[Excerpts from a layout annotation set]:
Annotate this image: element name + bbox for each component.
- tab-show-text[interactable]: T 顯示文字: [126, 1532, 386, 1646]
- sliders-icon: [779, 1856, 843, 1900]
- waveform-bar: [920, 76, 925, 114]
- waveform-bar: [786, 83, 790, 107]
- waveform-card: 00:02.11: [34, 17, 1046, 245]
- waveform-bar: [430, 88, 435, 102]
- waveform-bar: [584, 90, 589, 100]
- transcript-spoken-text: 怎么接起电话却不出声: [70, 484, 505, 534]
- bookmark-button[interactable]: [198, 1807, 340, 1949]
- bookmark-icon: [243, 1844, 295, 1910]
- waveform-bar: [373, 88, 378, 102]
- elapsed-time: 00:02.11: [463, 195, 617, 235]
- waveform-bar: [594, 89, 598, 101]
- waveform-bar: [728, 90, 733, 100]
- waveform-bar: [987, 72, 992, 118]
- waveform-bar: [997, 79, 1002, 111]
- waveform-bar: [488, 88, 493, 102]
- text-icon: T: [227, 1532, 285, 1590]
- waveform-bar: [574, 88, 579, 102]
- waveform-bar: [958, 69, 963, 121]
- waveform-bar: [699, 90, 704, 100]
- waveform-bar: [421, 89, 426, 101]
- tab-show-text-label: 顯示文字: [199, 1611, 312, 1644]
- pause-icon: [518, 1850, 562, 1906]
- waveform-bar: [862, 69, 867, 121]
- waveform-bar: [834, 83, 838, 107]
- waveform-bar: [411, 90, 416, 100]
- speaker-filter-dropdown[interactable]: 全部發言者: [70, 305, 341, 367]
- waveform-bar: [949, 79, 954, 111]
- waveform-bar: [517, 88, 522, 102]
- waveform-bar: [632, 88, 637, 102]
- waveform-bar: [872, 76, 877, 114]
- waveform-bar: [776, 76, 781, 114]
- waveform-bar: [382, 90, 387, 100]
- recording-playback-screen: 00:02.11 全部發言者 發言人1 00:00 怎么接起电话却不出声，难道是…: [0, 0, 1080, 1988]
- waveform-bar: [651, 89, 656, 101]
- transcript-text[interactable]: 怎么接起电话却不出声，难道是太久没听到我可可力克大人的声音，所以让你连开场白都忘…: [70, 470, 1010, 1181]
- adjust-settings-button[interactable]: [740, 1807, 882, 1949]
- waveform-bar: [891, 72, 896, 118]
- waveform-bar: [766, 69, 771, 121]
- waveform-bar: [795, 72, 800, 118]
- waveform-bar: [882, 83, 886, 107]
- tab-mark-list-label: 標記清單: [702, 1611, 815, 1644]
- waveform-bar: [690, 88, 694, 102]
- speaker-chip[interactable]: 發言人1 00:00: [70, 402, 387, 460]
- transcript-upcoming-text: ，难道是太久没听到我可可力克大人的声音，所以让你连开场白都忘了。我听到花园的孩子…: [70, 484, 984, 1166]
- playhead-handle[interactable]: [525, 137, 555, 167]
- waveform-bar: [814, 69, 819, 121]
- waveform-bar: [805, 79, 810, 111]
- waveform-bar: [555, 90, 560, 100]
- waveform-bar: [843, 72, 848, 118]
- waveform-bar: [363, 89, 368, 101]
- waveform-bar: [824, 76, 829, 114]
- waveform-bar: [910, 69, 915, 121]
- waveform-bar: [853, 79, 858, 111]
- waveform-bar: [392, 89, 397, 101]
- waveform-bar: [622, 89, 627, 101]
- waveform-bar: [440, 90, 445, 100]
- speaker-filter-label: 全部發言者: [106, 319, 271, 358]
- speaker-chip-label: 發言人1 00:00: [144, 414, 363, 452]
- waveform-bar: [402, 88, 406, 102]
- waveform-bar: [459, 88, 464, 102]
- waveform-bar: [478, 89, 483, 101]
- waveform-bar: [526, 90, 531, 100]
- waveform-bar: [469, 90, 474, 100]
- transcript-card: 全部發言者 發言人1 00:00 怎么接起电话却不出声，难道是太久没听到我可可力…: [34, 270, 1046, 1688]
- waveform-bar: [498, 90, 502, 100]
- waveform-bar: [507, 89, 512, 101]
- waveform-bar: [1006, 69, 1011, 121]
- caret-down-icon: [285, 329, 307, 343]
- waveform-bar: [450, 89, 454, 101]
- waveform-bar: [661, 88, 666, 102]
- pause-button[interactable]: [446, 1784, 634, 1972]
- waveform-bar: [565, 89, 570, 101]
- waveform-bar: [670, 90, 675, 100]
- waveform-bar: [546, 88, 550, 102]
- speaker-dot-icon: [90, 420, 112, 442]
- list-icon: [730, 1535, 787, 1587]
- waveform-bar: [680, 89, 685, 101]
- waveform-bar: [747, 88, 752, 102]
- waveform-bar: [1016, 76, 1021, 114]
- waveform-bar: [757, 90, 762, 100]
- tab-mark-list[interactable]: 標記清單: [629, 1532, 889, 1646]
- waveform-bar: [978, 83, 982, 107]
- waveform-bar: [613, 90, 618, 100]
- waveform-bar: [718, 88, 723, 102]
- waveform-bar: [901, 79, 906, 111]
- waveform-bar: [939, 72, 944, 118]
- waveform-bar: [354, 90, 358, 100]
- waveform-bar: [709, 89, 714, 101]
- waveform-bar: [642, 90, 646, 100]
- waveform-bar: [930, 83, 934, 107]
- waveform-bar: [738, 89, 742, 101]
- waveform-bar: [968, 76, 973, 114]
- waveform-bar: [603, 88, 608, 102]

...

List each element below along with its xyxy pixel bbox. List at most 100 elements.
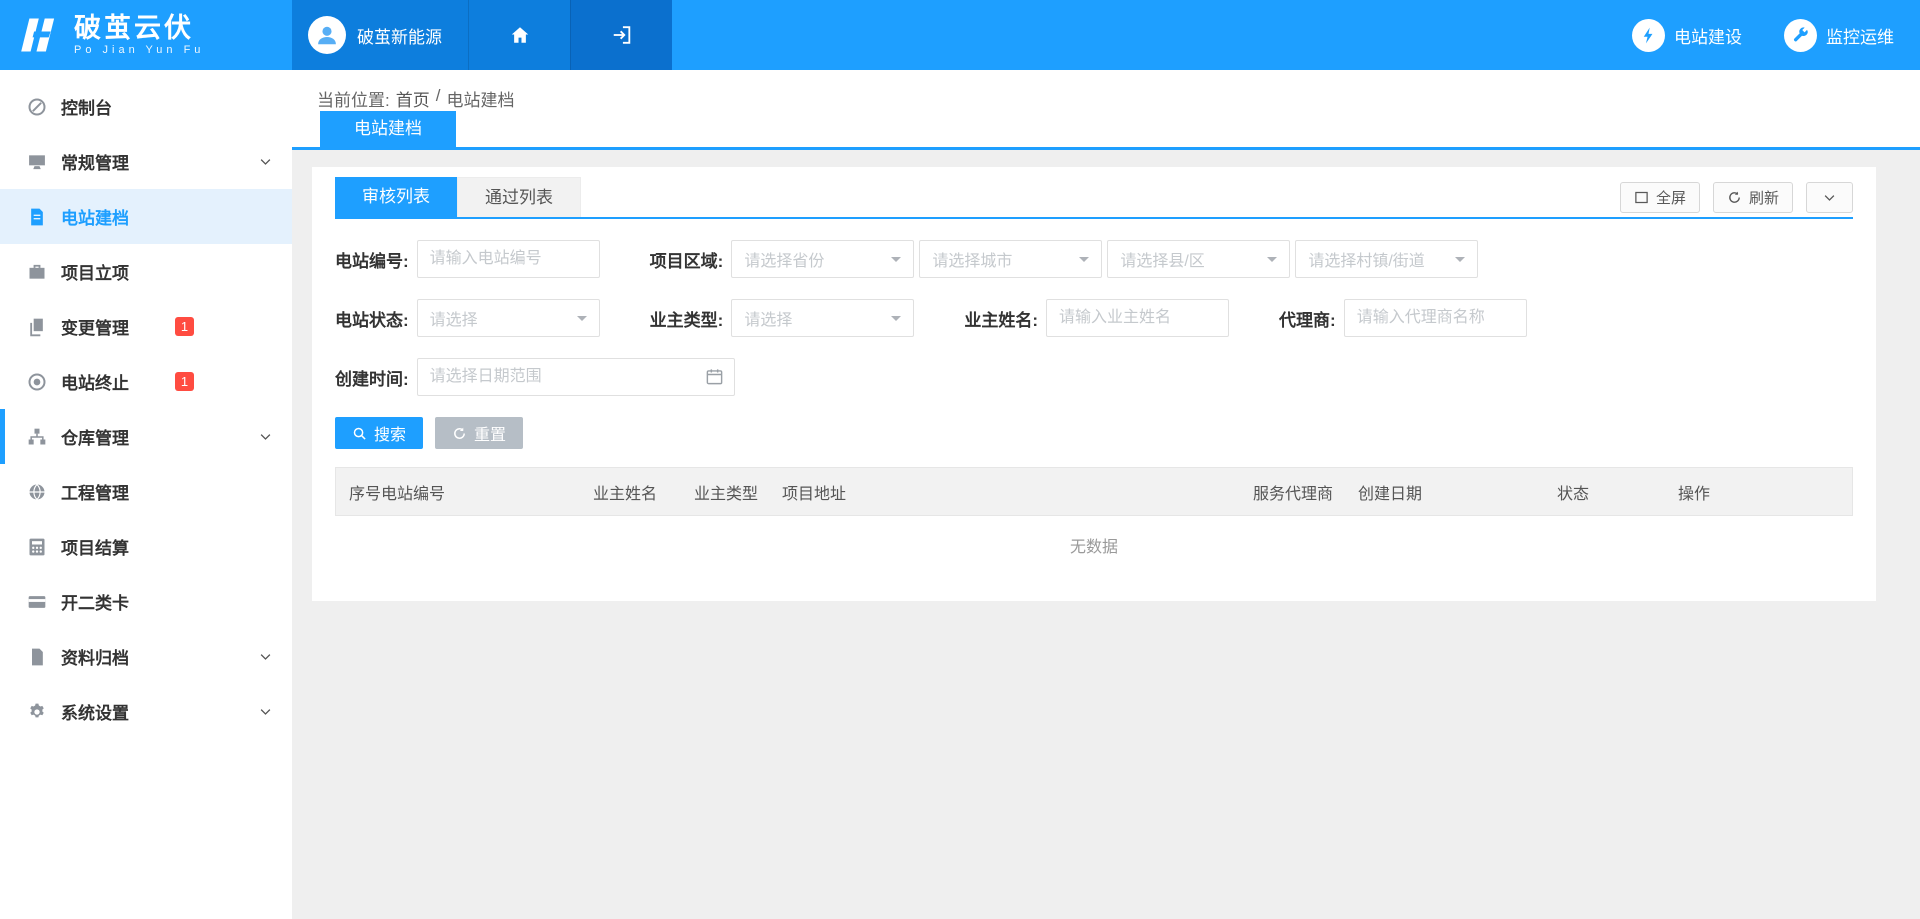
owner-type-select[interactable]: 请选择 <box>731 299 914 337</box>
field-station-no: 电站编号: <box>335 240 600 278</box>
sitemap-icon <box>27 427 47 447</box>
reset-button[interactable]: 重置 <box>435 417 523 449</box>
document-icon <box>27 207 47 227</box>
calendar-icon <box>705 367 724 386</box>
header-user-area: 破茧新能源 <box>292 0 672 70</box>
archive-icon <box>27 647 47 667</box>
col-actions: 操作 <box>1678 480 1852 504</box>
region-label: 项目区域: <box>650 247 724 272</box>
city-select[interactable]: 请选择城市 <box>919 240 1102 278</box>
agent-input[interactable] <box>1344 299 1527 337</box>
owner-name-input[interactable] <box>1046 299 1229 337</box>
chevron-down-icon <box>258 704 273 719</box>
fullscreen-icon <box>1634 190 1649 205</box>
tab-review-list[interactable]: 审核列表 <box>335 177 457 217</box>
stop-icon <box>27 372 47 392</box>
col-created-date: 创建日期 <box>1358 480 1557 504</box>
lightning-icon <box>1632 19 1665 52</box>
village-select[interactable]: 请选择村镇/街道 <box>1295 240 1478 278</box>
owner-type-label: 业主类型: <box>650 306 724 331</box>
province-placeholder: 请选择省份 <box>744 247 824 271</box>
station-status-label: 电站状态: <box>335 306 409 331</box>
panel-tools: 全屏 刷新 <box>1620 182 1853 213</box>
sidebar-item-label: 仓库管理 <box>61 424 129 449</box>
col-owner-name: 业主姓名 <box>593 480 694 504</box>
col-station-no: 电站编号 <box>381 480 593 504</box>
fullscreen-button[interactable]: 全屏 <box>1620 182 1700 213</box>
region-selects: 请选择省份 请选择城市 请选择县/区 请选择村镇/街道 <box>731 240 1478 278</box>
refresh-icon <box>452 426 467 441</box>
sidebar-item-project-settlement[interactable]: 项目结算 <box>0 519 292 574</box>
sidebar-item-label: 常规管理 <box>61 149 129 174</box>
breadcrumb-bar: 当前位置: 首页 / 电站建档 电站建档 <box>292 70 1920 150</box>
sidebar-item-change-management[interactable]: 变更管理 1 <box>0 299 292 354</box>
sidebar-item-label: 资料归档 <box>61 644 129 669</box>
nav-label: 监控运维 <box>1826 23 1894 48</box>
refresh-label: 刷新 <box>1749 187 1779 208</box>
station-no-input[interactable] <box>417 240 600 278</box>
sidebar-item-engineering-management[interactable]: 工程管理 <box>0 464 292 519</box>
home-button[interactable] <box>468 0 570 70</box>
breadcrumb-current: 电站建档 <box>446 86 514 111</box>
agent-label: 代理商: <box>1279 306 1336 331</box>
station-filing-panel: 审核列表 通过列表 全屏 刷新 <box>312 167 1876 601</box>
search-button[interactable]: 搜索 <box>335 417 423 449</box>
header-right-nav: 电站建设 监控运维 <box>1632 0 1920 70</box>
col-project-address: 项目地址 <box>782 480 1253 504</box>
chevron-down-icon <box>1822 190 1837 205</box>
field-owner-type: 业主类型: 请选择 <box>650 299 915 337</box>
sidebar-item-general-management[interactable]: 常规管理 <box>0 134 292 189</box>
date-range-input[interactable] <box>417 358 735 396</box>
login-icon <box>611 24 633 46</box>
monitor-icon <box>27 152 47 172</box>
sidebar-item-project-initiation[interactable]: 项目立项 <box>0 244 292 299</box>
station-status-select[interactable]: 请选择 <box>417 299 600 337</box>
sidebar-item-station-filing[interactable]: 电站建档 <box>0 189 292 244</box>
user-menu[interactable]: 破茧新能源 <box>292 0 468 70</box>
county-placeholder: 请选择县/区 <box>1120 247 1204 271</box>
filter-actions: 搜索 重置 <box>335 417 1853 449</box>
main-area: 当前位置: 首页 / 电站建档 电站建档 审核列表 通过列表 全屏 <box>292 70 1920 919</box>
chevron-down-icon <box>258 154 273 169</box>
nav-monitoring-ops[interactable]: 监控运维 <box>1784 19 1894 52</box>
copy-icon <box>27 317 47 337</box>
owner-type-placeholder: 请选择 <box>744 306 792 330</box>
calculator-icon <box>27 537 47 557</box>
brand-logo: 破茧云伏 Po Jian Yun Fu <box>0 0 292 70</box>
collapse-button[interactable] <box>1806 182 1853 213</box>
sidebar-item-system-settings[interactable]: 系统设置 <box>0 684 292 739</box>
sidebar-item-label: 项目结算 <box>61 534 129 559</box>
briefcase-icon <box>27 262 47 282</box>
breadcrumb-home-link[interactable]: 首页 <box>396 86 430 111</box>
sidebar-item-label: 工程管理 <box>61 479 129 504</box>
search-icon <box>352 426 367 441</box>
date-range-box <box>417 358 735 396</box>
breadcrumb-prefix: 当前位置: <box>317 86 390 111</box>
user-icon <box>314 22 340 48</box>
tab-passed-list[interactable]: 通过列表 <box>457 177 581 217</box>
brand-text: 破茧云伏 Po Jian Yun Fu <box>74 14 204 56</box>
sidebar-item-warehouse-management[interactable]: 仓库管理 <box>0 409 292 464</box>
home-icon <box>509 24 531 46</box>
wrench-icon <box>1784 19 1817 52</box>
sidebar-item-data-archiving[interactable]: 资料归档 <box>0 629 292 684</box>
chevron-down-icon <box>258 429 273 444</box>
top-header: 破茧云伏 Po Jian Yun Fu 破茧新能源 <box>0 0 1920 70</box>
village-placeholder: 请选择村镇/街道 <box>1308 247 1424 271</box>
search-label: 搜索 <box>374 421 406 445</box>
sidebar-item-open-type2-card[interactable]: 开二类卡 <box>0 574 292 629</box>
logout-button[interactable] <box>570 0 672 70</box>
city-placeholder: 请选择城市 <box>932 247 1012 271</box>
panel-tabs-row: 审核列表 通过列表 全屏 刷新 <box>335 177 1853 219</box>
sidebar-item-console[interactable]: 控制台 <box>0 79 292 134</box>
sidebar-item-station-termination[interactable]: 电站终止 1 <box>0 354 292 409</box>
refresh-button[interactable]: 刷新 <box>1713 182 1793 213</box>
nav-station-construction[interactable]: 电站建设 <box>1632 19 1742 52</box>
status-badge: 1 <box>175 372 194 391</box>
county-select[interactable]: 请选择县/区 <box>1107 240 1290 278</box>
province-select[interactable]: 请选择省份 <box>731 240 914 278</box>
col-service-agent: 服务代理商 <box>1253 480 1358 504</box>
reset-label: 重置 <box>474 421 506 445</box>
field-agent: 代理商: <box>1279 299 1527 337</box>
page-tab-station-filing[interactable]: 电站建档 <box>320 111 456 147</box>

[STATED TASK]: Return everything from the line containing "owner-type-select[interactable]: 请选择 <box>731" down to the line containing "stop-icon <box>27 372 47 392</box>", copied exactly, with both of those lines included.

[FULL RESPONSE]:
owner-type-select[interactable]: 请选择 <box>731 299 914 337</box>
field-station-no: 电站编号: <box>335 240 600 278</box>
sitemap-icon <box>27 427 47 447</box>
reset-button[interactable]: 重置 <box>435 417 523 449</box>
document-icon <box>27 207 47 227</box>
calendar-icon <box>705 367 724 386</box>
header-user-area: 破茧新能源 <box>292 0 672 70</box>
archive-icon <box>27 647 47 667</box>
col-actions: 操作 <box>1678 480 1852 504</box>
region-label: 项目区域: <box>650 247 724 272</box>
city-select[interactable]: 请选择城市 <box>919 240 1102 278</box>
agent-input[interactable] <box>1344 299 1527 337</box>
owner-name-input[interactable] <box>1046 299 1229 337</box>
chevron-down-icon <box>258 704 273 719</box>
fullscreen-icon <box>1634 190 1649 205</box>
tab-review-list[interactable]: 审核列表 <box>335 177 457 217</box>
stop-icon <box>27 372 47 392</box>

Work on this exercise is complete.